Directions:
Copy out each line in the material below that has the word "Visualizar".

Data for this task:
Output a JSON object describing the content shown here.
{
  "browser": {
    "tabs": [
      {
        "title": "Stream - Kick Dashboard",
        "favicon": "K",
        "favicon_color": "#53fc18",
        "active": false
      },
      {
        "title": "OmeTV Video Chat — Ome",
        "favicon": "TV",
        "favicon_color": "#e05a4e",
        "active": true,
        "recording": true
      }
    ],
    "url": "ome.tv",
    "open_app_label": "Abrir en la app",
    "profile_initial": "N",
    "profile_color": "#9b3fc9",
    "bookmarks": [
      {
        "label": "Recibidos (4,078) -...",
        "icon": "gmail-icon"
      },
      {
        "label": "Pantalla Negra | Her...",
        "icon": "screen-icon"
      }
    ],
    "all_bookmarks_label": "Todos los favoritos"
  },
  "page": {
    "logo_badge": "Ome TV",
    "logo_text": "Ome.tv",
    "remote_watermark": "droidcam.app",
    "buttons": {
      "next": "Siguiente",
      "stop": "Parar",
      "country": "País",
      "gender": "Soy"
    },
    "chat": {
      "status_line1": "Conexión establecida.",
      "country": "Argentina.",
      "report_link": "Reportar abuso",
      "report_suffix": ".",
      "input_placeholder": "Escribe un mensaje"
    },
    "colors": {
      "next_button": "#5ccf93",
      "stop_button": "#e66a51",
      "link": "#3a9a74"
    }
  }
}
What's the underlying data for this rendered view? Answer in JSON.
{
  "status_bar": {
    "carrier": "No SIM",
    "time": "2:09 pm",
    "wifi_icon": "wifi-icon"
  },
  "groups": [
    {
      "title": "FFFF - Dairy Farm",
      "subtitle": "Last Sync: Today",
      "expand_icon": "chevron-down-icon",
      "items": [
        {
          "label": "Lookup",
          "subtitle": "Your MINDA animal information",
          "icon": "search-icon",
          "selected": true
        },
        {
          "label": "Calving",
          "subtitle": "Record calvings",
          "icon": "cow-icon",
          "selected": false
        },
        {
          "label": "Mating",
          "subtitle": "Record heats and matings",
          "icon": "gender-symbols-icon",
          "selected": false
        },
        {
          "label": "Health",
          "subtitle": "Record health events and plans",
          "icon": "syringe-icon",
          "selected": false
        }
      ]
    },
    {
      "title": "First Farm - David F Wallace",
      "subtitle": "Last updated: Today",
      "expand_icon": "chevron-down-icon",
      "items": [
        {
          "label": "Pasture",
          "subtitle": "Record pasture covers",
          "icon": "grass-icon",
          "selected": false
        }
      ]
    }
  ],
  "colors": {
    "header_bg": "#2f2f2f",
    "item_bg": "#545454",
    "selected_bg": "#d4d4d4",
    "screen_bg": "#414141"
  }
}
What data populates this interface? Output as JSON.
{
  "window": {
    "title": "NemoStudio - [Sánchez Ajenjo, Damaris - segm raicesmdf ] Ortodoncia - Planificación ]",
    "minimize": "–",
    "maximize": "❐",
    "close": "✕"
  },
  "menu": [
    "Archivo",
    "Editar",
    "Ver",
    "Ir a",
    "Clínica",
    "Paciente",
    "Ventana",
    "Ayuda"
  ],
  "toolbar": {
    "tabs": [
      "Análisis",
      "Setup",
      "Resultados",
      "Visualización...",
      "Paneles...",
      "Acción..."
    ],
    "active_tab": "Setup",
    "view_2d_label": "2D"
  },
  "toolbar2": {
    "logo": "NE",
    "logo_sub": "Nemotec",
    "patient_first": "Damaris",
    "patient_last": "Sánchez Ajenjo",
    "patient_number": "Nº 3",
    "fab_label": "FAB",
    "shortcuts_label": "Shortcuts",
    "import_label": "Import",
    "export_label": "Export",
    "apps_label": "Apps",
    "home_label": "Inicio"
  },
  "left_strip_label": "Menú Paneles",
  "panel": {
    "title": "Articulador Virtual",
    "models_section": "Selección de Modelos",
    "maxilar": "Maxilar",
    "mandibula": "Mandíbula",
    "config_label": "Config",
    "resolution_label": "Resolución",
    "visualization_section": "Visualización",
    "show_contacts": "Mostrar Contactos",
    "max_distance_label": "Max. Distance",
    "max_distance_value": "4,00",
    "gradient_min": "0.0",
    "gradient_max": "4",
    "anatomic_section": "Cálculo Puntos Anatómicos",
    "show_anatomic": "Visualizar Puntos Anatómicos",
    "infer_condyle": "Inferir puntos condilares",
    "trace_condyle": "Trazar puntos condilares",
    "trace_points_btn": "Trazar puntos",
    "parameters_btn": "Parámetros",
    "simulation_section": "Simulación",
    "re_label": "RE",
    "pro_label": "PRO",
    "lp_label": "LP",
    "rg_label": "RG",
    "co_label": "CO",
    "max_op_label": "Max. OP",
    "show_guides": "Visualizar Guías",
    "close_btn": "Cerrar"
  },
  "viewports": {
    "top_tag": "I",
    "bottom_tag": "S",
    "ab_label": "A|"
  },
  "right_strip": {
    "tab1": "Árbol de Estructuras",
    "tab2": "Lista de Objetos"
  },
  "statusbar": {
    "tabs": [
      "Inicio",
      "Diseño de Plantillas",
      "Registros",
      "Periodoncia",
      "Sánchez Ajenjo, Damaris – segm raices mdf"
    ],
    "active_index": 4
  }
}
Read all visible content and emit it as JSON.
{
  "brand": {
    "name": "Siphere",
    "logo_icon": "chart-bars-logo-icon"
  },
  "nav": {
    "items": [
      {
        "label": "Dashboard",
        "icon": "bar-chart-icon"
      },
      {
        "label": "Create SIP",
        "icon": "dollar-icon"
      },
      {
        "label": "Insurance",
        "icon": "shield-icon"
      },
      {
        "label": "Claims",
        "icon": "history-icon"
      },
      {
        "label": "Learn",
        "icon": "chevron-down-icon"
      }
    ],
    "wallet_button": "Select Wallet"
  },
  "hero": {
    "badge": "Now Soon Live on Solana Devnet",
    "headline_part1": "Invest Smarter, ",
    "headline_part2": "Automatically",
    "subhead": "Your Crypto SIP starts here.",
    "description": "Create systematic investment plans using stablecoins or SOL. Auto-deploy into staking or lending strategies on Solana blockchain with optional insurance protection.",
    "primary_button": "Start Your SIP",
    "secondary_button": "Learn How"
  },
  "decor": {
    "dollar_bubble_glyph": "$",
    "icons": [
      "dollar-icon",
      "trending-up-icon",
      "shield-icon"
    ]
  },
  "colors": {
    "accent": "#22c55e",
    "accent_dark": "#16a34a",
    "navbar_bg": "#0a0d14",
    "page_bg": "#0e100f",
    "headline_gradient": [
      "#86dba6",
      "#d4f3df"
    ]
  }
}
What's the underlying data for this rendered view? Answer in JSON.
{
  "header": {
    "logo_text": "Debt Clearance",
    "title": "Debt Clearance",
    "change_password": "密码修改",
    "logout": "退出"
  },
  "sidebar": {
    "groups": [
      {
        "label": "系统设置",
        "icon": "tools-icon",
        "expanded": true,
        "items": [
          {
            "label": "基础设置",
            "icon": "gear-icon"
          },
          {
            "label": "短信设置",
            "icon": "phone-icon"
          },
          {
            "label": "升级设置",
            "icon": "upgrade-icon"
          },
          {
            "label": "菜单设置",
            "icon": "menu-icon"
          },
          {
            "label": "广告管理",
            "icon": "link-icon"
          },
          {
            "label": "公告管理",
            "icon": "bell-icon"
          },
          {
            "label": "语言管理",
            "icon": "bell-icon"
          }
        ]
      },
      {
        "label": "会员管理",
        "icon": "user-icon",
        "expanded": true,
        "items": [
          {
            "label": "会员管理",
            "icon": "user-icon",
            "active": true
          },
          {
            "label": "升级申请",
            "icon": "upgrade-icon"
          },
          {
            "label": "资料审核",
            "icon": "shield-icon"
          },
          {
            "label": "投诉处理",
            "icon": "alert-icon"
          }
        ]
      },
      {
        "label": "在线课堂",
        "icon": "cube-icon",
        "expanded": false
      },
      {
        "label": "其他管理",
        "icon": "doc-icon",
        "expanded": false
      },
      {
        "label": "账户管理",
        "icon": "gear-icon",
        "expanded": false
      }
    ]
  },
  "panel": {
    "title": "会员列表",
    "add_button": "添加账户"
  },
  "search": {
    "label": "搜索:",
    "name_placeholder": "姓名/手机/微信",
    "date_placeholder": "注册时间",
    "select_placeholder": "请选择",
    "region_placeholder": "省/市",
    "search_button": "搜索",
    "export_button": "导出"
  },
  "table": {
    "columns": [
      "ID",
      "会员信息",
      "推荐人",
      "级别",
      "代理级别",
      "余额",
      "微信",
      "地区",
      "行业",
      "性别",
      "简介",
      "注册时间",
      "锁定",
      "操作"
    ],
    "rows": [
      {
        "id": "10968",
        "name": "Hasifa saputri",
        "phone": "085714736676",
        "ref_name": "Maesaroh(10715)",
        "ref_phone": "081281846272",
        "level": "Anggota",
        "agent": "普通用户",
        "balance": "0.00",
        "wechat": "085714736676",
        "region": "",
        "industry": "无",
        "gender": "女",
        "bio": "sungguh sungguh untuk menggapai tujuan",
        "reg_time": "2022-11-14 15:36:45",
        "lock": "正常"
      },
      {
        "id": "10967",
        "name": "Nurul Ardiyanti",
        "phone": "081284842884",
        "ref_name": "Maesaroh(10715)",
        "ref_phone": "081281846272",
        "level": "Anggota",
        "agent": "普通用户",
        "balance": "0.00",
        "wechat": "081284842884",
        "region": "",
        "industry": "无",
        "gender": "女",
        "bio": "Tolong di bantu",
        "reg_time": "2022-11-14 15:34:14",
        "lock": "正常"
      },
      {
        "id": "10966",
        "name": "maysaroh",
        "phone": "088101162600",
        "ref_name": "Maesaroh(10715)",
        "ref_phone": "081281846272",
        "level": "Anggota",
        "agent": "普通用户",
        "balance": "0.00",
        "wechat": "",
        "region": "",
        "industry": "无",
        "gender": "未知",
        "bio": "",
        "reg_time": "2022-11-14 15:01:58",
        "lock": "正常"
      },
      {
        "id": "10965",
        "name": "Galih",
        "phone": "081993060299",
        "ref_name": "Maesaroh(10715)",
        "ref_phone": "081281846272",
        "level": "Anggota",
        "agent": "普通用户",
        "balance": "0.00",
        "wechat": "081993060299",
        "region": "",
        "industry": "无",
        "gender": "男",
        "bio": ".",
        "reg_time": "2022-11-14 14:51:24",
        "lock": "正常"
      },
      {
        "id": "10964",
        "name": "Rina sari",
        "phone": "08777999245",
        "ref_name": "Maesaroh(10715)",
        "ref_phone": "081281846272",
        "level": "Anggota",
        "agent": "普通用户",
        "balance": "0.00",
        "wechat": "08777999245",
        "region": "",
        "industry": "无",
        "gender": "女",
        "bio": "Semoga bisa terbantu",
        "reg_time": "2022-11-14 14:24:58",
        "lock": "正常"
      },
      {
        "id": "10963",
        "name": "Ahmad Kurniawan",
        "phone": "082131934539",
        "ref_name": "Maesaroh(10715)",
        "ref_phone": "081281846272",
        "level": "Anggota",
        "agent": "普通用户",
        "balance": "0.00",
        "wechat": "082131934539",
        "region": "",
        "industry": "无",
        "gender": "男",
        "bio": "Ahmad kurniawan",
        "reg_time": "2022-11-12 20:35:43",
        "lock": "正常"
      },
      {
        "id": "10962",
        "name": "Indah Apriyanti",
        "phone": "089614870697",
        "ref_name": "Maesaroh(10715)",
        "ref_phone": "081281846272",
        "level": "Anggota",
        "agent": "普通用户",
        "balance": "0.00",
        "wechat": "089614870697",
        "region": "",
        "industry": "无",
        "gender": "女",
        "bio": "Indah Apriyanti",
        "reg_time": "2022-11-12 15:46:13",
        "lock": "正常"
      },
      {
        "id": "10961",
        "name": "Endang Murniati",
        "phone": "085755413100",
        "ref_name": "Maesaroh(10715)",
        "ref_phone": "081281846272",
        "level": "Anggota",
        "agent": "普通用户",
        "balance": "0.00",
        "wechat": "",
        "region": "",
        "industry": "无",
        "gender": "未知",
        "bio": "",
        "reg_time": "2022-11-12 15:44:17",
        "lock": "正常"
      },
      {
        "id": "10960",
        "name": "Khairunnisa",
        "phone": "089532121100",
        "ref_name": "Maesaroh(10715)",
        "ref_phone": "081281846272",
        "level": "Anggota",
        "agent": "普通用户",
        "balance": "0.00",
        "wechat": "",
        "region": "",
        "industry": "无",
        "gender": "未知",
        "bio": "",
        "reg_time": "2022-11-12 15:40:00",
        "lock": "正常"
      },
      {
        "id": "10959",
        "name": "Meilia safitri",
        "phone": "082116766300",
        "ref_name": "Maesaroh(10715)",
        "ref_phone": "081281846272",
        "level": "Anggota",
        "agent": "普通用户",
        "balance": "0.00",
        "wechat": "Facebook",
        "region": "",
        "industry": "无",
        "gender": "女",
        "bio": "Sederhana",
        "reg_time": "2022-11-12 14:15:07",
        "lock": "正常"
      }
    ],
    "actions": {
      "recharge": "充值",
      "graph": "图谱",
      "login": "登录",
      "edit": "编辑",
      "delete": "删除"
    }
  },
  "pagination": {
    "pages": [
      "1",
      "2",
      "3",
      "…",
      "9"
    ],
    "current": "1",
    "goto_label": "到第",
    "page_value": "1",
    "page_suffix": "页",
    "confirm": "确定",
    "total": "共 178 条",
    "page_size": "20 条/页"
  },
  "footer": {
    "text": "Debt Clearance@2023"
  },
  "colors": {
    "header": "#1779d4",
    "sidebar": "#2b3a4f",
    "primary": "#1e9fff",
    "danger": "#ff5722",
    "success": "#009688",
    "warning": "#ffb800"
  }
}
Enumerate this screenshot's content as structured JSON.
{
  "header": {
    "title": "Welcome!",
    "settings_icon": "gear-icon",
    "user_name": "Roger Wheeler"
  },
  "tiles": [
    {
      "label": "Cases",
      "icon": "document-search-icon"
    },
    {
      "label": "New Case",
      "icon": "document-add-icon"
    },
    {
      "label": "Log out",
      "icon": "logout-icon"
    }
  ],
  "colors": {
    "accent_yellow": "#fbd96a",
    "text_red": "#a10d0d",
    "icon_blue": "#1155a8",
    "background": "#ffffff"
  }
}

Complete response:
    "show_anatomic": "Visualizar Puntos Anatómicos",
    "show_guides": "Visualizar Guías",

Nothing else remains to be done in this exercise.